Dataset rows:

****************************************

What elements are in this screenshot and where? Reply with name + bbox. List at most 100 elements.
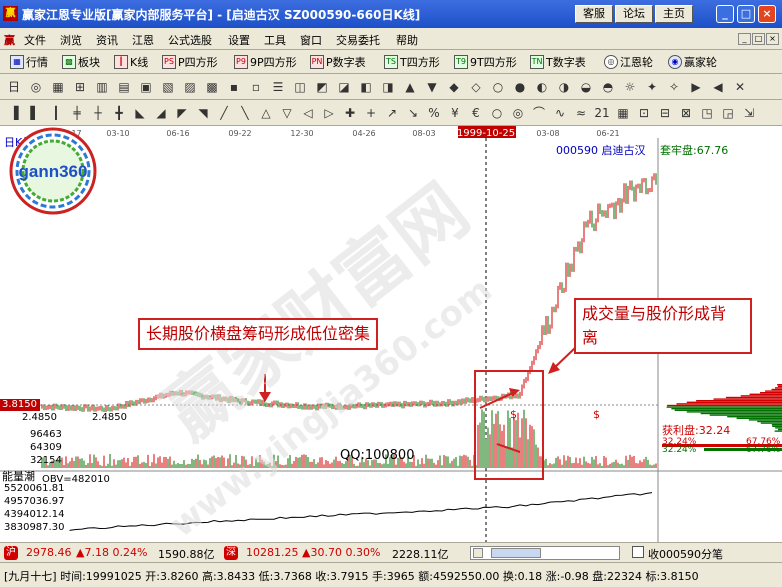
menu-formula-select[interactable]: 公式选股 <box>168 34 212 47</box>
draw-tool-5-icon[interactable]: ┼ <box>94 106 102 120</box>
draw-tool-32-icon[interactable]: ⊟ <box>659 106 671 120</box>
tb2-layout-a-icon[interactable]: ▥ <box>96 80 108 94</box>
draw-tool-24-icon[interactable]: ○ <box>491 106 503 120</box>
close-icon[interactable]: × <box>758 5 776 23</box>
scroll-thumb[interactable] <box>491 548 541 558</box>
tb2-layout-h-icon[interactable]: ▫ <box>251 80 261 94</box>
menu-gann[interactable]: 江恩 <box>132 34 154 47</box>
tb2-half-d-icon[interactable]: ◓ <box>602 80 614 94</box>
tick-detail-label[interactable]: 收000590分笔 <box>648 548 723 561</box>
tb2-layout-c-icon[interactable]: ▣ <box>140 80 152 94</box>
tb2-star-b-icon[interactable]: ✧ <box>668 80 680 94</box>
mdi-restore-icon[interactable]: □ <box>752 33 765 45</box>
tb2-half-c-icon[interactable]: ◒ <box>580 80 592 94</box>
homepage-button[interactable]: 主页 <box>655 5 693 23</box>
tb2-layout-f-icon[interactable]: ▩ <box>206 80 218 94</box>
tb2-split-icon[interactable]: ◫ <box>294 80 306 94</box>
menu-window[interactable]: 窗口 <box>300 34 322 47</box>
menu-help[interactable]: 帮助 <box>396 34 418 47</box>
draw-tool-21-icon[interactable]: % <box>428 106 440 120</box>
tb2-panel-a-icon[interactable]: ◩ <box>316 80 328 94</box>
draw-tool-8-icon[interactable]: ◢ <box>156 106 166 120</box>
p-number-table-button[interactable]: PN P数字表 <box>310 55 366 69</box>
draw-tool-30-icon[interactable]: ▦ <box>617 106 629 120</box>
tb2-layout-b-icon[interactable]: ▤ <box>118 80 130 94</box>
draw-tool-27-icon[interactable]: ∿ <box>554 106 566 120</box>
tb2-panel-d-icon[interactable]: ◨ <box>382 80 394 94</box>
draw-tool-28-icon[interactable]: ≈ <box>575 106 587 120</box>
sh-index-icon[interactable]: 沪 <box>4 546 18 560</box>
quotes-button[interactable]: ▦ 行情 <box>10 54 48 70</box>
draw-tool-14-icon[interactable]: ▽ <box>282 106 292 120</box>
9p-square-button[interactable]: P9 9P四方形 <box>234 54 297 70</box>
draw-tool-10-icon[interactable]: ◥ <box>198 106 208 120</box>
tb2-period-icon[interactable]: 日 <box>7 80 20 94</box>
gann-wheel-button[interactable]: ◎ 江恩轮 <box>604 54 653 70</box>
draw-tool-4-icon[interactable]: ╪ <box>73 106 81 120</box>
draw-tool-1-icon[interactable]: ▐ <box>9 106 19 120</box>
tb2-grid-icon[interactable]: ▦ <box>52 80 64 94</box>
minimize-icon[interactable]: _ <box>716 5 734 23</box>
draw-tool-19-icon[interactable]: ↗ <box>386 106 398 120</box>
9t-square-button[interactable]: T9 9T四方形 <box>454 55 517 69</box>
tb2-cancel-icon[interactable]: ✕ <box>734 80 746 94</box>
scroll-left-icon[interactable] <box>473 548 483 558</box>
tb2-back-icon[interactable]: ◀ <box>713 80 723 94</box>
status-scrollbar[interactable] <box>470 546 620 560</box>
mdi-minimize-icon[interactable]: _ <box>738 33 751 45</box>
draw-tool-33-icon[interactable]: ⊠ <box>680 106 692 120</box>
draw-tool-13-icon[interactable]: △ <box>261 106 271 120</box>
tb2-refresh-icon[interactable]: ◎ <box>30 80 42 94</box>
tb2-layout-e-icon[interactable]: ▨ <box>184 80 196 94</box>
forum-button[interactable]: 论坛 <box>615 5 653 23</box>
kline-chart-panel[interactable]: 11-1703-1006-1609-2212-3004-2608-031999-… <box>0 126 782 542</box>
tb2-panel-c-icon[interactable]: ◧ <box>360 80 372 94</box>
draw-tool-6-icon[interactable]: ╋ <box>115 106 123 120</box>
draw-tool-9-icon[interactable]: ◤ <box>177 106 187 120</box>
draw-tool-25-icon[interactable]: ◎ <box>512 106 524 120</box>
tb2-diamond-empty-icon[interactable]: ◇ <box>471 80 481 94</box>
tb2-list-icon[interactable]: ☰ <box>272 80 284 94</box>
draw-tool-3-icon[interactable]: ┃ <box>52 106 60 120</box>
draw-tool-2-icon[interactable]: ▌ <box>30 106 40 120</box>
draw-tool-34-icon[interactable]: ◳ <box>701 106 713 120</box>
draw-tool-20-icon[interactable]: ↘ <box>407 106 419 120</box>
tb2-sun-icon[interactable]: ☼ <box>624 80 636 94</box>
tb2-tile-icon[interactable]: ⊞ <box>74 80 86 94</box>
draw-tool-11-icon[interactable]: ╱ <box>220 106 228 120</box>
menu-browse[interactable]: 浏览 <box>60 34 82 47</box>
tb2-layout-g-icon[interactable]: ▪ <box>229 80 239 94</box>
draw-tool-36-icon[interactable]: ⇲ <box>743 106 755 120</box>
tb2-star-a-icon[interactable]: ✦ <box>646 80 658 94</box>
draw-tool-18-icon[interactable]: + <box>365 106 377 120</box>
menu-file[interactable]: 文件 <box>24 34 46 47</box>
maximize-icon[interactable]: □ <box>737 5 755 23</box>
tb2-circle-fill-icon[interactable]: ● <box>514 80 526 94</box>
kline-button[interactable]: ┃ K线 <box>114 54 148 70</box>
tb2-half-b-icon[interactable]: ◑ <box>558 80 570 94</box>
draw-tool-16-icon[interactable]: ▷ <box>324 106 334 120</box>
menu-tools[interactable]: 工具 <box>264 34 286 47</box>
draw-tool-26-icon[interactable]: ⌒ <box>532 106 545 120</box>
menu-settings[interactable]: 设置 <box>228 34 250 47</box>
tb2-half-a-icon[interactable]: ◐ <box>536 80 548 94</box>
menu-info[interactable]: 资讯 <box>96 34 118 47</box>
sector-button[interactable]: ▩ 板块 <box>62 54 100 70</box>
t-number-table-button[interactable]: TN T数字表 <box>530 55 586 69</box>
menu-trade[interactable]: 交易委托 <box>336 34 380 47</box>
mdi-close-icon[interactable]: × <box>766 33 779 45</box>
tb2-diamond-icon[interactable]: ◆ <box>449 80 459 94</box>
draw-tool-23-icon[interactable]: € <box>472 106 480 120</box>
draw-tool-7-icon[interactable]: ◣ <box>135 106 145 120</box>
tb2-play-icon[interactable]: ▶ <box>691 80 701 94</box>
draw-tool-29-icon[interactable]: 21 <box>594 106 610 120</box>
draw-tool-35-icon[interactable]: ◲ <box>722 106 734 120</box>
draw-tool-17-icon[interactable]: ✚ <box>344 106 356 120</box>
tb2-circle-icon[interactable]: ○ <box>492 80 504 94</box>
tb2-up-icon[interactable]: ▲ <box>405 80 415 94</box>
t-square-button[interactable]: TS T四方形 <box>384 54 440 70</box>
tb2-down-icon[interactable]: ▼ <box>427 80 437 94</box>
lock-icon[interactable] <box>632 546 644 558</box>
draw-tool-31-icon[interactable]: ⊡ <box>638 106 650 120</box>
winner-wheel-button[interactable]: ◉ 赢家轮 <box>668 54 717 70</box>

****************************************

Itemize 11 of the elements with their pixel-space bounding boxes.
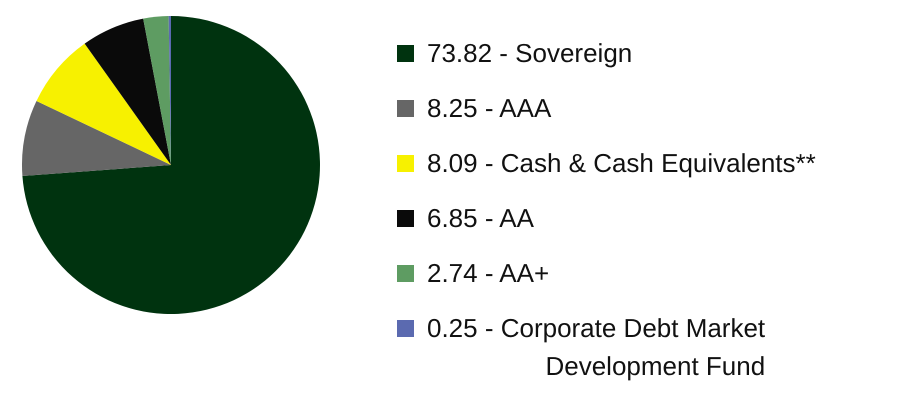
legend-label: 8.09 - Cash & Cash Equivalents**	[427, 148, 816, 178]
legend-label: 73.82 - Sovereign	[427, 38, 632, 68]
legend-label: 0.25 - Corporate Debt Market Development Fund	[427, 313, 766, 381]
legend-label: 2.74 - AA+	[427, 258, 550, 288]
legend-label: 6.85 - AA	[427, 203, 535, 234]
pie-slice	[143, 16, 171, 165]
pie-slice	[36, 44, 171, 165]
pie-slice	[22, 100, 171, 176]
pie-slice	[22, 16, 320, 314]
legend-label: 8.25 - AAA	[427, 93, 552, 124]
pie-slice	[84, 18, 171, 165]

****************************************

» Problem to work on:
Copy, word for word, the lines from the one containing "legend-label: 8.09 - Cash" through the one containing "16, 171, 165]", both included.

» Completed task:
legend-label: 8.09 - Cash & Cash Equivalents**	[427, 148, 816, 178]
legend-label: 73.82 - Sovereign	[427, 38, 632, 68]
legend-label: 0.25 - Corporate Debt Market Development Fund	[427, 313, 766, 381]
legend-label: 2.74 - AA+	[427, 258, 550, 288]
legend-label: 6.85 - AA	[427, 203, 535, 234]
pie-slice	[143, 16, 171, 165]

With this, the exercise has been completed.